Every line of the material is to be repeated exactly as it stands.

— START OF Excerpted records —

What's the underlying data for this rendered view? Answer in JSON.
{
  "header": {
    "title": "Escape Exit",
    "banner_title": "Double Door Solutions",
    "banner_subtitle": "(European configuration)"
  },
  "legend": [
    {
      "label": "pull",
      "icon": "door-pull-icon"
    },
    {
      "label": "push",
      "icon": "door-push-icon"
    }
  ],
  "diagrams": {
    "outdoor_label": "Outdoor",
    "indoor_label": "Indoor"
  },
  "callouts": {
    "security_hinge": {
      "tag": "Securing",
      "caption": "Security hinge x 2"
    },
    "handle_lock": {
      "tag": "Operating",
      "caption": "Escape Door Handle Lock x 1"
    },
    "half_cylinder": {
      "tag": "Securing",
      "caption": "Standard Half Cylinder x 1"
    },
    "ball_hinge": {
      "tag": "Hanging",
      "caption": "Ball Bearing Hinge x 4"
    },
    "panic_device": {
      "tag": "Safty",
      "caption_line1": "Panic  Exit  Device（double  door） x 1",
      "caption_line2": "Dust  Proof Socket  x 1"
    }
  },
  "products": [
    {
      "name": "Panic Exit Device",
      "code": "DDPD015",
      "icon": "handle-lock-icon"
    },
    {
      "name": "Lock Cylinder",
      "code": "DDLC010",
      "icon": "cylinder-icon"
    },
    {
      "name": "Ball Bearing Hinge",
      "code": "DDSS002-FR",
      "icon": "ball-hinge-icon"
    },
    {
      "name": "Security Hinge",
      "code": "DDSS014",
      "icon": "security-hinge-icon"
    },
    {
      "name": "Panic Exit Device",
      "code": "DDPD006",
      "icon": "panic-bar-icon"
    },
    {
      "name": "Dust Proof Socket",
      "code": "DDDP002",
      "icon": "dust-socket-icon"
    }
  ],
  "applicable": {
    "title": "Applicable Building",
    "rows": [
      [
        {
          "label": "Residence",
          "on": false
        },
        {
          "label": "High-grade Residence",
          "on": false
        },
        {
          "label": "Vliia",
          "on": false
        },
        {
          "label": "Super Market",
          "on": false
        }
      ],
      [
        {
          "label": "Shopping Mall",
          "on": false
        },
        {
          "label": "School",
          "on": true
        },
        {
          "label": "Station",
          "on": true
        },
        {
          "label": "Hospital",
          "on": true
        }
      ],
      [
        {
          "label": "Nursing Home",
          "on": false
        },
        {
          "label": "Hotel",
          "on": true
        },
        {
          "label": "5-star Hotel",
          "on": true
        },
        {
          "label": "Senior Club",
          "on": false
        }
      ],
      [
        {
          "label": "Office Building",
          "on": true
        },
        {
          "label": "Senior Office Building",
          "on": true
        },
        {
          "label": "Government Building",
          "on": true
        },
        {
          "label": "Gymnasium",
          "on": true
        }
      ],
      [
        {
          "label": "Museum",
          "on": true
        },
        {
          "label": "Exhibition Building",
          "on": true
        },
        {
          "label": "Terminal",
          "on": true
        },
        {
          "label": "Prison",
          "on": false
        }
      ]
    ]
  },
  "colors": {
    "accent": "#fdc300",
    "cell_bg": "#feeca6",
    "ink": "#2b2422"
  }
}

— END OF Excerpted records —

#### Response to this exercise
What's the underlying data for this rendered view? Answer in JSON.
{
  "header": {
    "title": "Escape Exit",
    "banner_title": "Double Door Solutions",
    "banner_subtitle": "(European configuration)"
  },
  "legend": [
    {
      "label": "pull",
      "icon": "door-pull-icon"
    },
    {
      "label": "push",
      "icon": "door-push-icon"
    }
  ],
  "diagrams": {
    "outdoor_label": "Outdoor",
    "indoor_label": "Indoor"
  },
  "callouts": {
    "security_hinge": {
      "tag": "Securing",
      "caption": "Security hinge x 2"
    },
    "handle_lock": {
      "tag": "Operating",
      "caption": "Escape Door Handle Lock x 1"
    },
    "half_cylinder": {
      "tag": "Securing",
      "caption": "Standard Half Cylinder x 1"
    },
    "ball_hinge": {
      "tag": "Hanging",
      "caption": "Ball Bearing Hinge x 4"
    },
    "panic_device": {
      "tag": "Safty",
      "caption_line1": "Panic  Exit  Device（double  door） x 1",
      "caption_line2": "Dust  Proof Socket  x 1"
    }
  },
  "products": [
    {
      "name": "Panic Exit Device",
      "code": "DDPD015",
      "icon": "handle-lock-icon"
    },
    {
      "name": "Lock Cylinder",
      "code": "DDLC010",
      "icon": "cylinder-icon"
    },
    {
      "name": "Ball Bearing Hinge",
      "code": "DDSS002-FR",
      "icon": "ball-hinge-icon"
    },
    {
      "name": "Security Hinge",
      "code": "DDSS014",
      "icon": "security-hinge-icon"
    },
    {
      "name": "Panic Exit Device",
      "code": "DDPD006",
      "icon": "panic-bar-icon"
    },
    {
      "name": "Dust Proof Socket",
      "code": "DDDP002",
      "icon": "dust-socket-icon"
    }
  ],
  "applicable": {
    "title": "Applicable Building",
    "rows": [
      [
        {
          "label": "Residence",
          "on": false
        },
        {
          "label": "High-grade Residence",
          "on": false
        },
        {
          "label": "Vliia",
          "on": false
        },
        {
          "label": "Super Market",
          "on": false
        }
      ],
      [
        {
          "label": "Shopping Mall",
          "on": false
        },
        {
          "label": "School",
          "on": true
        },
        {
          "label": "Station",
          "on": true
        },
        {
          "label": "Hospital",
          "on": true
        }
      ],
      [
        {
          "label": "Nursing Home",
          "on": false
        },
        {
          "label": "Hotel",
          "on": true
        },
        {
          "label": "5-star Hotel",
          "on": true
        },
        {
          "label": "Senior Club",
          "on": false
        }
      ],
      [
        {
          "label": "Office Building",
          "on": true
        },
        {
          "label": "Senior Office Building",
          "on": true
        },
        {
          "label": "Government Building",
          "on": true
        },
        {
          "label": "Gymnasium",
          "on": true
        }
      ],
      [
        {
          "label": "Museum",
          "on": true
        },
        {
          "label": "Exhibition Building",
          "on": true
        },
        {
          "label": "Terminal",
          "on": true
        },
        {
          "label": "Prison",
          "on": false
        }
      ]
    ]
  },
  "colors": {
    "accent": "#fdc300",
    "cell_bg": "#feeca6",
    "ink": "#2b2422"
  }
}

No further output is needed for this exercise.